Write only the number of lines in the records beneath that hold "this".

— BEGIN —

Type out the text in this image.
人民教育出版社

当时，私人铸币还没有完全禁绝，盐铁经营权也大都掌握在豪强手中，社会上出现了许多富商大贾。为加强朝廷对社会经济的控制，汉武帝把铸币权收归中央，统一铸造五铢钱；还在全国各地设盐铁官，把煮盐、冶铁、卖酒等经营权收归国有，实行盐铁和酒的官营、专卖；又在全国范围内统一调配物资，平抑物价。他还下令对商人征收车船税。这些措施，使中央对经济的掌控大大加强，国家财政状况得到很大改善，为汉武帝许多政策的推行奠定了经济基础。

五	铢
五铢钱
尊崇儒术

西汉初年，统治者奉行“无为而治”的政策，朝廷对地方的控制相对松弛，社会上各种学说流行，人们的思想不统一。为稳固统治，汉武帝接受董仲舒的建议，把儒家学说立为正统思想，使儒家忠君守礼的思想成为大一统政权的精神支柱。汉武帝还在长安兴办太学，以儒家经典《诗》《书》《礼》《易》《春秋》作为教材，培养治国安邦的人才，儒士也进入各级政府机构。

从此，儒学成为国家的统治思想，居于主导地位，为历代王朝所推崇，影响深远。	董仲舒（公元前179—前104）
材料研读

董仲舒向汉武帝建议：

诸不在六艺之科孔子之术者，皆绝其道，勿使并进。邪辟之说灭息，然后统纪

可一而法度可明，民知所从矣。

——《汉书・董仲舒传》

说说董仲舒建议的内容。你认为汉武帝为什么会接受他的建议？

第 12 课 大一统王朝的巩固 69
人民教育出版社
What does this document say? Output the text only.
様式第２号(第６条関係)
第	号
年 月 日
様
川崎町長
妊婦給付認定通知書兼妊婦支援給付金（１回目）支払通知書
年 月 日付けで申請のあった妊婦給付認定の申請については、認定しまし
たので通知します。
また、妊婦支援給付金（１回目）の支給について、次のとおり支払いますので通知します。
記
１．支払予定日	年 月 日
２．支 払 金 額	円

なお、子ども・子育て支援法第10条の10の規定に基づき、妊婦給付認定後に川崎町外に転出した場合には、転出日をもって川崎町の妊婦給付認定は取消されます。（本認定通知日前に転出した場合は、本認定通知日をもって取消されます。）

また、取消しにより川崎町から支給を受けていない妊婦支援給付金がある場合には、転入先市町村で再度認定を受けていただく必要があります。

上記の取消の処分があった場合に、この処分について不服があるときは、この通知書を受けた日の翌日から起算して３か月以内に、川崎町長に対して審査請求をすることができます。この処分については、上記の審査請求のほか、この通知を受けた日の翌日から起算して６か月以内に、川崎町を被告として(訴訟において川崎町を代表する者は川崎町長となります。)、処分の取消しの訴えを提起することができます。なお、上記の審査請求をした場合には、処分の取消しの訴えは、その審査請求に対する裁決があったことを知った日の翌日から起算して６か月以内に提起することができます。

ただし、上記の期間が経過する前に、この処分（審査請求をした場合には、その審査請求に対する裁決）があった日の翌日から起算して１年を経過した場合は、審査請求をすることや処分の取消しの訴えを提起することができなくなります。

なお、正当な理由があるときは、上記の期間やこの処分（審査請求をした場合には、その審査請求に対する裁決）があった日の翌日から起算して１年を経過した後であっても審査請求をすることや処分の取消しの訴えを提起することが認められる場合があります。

— END —

#### EXPECTED OUTPUT
2